Exercise directions:
Copy out, character for character, the lines from the one containing "Patent image size: (382, 479)." through the one containing "The non-linear resistor 177 is at (253, 380).", including both of those lines.

---- Extracted information

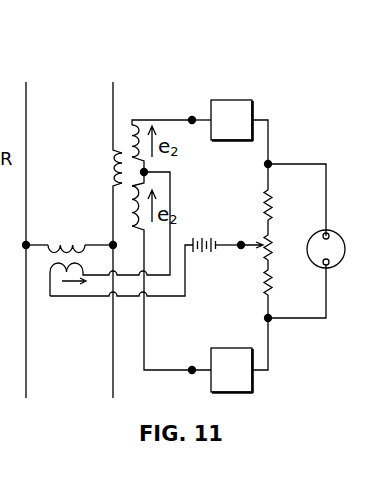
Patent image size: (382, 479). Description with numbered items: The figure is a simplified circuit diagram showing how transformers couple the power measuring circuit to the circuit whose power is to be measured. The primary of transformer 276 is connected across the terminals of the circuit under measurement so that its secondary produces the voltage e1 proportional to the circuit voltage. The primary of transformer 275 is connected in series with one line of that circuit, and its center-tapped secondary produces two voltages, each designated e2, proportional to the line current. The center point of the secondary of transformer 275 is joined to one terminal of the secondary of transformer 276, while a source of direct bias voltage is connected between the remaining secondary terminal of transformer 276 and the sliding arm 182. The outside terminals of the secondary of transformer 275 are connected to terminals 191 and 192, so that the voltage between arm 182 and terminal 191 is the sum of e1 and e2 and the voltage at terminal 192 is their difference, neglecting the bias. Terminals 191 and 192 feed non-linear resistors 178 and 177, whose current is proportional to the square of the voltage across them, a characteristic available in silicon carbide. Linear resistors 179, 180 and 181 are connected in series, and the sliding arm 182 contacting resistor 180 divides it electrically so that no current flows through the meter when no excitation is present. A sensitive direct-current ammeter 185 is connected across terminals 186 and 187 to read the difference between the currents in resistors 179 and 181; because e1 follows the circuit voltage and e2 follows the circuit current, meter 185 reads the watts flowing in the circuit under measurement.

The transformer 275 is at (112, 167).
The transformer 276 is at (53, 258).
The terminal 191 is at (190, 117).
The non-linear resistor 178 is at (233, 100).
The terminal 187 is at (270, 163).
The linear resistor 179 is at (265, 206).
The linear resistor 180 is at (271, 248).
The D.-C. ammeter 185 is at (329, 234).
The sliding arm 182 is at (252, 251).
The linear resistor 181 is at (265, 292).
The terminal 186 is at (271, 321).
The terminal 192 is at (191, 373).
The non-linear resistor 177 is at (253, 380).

--------
---- Extracted information

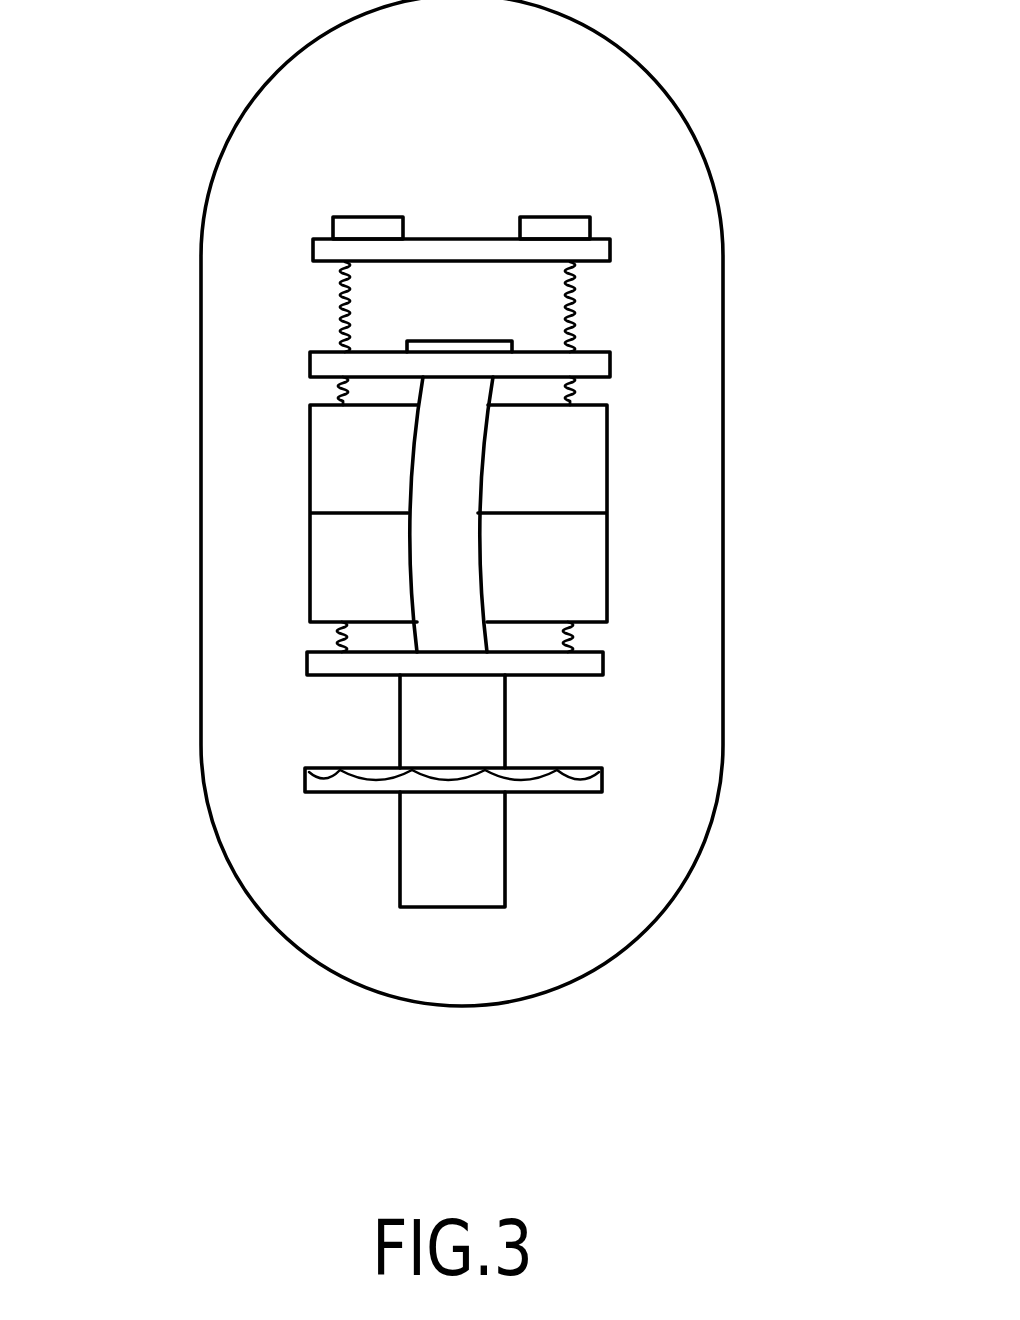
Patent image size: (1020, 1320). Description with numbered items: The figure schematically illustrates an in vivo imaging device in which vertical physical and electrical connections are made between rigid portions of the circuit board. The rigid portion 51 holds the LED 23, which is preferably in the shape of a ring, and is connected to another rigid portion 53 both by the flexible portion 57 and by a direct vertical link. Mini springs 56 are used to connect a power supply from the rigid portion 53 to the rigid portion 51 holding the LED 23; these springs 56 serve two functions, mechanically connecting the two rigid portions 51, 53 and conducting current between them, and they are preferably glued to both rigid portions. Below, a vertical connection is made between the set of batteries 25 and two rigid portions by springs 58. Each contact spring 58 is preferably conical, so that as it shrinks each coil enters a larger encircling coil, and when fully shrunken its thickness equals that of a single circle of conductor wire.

--------

Worked answer:
Patent image size: (382, 479). Description with numbered items: The figure is a simplified circuit diagram showing how transformers couple the power measuring circuit to the circuit whose power is to be measured. The primary of transformer 276 is connected across the terminals of the circuit under measurement so that its secondary produces the voltage e1 proportional to the circuit voltage. The primary of transformer 275 is connected in series with one line of that circuit, and its center-tapped secondary produces two voltages, each designated e2, proportional to the line current. The center point of the secondary of transformer 275 is joined to one terminal of the secondary of transformer 276, while a source of direct bias voltage is connected between the remaining secondary terminal of transformer 276 and the sliding arm 182. The outside terminals of the secondary of transformer 275 are connected to terminals 191 and 192, so that the voltage between arm 182 and terminal 191 is the sum of e1 and e2 and the voltage at terminal 192 is their difference, neglecting the bias. Terminals 191 and 192 feed non-linear resistors 178 and 177, whose current is proportional to the square of the voltage across them, a characteristic available in silicon carbide. Linear resistors 179, 180 and 181 are connected in series, and the sliding arm 182 contacting resistor 180 divides it electrically so that no current flows through the meter when no excitation is present. A sensitive direct-current ammeter 185 is connected across terminals 186 and 187 to read the difference between the currents in resistors 179 and 181; because e1 follows the circuit voltage and e2 follows the circuit current, meter 185 reads the watts flowing in the circuit under measurement.

The transformer 275 is at (112, 167).
The transformer 276 is at (53, 258).
The terminal 191 is at (190, 117).
The non-linear resistor 178 is at (233, 100).
The terminal 187 is at (270, 163).
The linear resistor 179 is at (265, 206).
The linear resistor 180 is at (271, 248).
The D.-C. ammeter 185 is at (329, 234).
The sliding arm 182 is at (252, 251).
The linear resistor 181 is at (265, 292).
The terminal 186 is at (271, 321).
The terminal 192 is at (191, 373).
The non-linear resistor 177 is at (253, 380).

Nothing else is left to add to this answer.